EXCERPTED RECORDS —
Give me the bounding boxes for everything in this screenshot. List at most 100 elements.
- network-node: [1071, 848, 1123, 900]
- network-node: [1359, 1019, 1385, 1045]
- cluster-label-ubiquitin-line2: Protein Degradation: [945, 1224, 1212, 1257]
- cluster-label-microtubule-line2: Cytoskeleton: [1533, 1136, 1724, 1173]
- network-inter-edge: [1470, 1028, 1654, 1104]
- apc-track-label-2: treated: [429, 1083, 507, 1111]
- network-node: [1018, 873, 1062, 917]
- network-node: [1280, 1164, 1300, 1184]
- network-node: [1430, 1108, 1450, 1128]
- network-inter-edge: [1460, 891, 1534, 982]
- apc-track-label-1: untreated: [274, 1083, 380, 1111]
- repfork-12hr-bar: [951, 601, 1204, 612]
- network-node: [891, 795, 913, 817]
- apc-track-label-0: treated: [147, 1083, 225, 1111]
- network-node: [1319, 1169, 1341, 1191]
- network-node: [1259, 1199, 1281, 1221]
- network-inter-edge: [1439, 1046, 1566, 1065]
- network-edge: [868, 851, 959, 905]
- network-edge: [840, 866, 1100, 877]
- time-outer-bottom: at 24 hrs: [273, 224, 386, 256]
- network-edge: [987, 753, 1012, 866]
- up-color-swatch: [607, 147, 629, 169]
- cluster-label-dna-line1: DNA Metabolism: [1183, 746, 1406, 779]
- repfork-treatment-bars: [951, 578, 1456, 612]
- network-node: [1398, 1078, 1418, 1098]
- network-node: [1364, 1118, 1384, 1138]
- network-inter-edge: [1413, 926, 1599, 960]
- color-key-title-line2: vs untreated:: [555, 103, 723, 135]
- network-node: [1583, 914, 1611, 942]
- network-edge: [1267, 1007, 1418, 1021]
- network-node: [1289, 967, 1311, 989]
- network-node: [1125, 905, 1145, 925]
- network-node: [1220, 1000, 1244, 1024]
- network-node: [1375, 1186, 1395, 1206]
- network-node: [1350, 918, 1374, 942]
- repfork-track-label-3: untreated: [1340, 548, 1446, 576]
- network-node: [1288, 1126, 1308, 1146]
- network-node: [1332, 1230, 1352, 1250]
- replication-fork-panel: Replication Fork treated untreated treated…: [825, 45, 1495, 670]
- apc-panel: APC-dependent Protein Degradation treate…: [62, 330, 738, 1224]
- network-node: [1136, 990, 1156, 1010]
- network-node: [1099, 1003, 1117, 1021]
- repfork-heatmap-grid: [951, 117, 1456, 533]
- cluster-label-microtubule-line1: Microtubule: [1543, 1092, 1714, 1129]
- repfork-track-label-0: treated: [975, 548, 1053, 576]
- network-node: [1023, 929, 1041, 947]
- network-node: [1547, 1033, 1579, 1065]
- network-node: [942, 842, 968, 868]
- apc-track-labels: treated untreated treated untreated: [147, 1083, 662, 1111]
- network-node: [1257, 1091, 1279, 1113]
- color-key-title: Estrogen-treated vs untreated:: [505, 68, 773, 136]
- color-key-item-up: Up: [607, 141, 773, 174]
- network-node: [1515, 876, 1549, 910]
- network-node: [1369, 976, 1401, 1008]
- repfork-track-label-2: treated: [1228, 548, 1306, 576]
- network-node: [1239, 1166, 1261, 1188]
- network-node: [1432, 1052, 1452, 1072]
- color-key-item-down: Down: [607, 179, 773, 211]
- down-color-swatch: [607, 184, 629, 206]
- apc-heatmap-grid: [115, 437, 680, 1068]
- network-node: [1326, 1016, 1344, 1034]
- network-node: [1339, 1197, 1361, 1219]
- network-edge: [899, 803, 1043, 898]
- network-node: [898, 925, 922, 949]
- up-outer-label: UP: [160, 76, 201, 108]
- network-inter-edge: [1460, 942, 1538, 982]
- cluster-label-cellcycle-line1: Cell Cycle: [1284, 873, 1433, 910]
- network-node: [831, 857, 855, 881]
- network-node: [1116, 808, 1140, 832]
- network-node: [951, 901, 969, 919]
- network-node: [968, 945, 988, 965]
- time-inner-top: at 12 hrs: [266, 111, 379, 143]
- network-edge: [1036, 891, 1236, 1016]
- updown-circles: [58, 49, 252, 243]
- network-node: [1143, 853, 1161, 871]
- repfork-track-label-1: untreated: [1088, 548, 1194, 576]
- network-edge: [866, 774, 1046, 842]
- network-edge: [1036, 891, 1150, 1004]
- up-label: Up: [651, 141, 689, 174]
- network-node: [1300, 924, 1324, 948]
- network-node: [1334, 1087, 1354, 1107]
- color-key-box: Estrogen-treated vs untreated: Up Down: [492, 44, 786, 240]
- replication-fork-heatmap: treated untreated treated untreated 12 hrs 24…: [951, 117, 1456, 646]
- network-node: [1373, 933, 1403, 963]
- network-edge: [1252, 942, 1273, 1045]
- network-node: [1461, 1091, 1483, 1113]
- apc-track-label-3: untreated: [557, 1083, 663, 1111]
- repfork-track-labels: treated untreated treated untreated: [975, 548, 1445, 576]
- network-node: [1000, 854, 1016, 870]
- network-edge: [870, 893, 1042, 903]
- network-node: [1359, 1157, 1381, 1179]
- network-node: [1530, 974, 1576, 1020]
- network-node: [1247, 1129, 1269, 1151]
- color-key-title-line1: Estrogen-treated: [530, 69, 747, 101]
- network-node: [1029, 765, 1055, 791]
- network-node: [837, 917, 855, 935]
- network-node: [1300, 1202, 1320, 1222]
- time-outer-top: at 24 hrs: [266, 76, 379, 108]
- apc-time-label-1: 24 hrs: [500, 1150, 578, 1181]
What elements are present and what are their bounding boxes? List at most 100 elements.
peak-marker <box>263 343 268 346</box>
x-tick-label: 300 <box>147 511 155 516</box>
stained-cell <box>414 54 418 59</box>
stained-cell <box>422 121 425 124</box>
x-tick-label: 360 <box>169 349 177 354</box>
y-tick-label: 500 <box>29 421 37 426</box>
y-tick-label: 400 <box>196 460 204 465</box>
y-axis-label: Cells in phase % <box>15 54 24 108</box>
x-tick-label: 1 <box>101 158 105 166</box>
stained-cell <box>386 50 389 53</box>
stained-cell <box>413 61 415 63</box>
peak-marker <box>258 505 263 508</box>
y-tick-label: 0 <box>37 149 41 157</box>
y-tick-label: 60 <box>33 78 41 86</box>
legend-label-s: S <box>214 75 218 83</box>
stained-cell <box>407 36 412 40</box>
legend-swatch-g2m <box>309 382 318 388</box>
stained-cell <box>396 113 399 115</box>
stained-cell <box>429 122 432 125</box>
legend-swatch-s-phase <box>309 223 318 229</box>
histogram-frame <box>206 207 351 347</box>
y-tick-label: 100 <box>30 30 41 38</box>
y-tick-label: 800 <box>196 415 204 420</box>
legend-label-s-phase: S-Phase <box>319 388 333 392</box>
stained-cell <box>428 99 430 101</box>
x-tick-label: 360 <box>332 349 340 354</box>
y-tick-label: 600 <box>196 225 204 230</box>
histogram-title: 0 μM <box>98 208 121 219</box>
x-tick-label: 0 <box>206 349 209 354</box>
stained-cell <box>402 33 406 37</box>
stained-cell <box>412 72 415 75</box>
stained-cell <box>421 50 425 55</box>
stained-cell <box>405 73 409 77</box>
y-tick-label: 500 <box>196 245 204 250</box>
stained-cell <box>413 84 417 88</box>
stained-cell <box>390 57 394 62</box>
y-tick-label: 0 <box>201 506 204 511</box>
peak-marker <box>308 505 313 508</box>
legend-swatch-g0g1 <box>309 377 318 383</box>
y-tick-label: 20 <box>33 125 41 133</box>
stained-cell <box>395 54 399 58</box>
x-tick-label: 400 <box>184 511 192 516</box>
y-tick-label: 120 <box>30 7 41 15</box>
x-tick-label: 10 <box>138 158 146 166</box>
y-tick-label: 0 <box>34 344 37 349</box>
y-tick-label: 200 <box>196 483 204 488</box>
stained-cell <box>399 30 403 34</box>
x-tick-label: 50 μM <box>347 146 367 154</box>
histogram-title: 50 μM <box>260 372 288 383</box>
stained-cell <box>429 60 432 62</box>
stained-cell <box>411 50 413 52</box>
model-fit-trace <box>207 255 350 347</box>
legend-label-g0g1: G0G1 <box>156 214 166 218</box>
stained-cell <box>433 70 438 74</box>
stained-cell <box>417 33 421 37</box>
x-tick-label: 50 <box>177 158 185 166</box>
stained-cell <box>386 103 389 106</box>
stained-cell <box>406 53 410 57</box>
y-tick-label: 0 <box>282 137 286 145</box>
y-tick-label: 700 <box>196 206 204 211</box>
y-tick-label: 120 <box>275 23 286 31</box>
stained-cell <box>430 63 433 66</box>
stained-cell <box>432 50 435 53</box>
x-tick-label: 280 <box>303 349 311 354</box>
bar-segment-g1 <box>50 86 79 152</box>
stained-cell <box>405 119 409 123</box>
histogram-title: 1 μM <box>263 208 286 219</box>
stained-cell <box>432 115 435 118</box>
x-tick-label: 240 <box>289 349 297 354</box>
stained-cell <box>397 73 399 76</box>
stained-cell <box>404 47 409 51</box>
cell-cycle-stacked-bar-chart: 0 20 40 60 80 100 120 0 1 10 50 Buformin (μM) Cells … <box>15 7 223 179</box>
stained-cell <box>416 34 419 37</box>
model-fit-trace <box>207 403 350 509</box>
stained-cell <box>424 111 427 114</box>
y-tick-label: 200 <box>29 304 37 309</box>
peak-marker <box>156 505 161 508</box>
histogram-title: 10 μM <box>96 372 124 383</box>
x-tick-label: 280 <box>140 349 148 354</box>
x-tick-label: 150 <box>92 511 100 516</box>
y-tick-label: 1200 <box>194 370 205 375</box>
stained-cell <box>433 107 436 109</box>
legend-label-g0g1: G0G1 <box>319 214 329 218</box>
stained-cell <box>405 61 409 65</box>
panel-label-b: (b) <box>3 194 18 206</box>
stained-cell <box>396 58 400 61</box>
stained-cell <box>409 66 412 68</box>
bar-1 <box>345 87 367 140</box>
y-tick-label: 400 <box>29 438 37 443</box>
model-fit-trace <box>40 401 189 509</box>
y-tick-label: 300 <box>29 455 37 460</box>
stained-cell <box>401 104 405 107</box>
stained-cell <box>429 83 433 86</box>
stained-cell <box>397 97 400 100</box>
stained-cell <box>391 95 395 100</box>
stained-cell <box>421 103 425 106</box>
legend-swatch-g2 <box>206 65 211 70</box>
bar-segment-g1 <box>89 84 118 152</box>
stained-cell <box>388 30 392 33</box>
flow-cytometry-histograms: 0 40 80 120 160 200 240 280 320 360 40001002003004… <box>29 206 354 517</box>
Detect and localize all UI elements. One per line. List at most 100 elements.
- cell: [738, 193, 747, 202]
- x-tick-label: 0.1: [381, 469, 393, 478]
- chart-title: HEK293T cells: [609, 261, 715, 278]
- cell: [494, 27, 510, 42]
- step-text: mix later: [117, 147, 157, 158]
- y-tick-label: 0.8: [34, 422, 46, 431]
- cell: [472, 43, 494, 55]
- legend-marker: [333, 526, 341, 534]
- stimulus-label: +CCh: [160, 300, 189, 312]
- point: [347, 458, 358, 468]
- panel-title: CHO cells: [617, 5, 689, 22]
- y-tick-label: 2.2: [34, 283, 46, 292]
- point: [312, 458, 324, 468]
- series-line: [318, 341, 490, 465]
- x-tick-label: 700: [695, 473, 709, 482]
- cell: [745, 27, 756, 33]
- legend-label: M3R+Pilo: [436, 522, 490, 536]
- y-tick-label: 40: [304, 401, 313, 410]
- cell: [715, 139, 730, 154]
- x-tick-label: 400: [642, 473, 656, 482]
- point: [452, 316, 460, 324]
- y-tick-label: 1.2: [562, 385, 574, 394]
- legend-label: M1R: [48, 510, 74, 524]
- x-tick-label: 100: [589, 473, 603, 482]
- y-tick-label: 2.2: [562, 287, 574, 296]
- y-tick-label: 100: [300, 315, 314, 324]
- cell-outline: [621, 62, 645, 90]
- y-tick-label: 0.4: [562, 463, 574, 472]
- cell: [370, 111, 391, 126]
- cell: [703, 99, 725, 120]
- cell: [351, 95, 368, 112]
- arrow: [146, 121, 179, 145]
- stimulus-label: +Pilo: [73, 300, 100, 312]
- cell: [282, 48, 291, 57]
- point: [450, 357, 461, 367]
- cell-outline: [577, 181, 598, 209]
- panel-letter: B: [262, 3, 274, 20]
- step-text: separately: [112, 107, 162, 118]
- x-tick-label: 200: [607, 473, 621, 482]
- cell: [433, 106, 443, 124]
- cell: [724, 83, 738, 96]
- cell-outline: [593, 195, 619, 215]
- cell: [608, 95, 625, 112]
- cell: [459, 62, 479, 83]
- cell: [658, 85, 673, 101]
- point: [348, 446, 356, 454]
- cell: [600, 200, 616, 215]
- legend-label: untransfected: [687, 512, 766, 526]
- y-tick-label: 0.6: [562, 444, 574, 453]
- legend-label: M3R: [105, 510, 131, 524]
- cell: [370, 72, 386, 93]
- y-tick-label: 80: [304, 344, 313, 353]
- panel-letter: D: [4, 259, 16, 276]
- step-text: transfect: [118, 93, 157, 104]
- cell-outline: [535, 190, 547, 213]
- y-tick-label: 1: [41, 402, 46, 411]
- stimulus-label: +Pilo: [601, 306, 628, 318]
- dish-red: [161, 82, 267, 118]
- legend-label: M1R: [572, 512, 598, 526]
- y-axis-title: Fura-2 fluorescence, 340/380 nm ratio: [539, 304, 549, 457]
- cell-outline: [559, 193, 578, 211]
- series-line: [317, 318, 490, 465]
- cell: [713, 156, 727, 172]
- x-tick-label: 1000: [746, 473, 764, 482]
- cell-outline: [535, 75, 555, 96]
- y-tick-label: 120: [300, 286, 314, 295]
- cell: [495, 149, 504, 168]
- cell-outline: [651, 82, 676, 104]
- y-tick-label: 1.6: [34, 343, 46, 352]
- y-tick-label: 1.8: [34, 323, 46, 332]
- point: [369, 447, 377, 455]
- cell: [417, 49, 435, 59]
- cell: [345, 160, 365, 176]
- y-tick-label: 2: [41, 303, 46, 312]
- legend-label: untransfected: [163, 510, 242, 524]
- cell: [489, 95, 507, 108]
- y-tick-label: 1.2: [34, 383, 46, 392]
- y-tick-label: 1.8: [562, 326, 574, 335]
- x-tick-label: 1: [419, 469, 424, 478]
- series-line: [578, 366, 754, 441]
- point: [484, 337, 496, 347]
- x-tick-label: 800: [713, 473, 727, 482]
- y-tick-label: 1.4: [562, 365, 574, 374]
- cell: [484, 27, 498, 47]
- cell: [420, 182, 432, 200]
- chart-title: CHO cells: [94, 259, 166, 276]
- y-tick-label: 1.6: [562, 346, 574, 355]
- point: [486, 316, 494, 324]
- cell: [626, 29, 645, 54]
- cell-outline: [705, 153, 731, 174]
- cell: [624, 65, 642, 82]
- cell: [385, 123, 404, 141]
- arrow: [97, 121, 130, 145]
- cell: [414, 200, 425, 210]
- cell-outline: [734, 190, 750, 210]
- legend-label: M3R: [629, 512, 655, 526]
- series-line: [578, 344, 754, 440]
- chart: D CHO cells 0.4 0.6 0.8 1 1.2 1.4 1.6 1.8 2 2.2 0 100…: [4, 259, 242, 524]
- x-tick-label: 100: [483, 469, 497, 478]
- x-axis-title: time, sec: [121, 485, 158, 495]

WHAT NEEDS TO BE DONE —
From the entries above, extract each line containing "grid".

EXERCISE SOLUTION —
- repfork-heatmap-grid: [951, 117, 1456, 533]
- apc-heatmap-grid: [115, 437, 680, 1068]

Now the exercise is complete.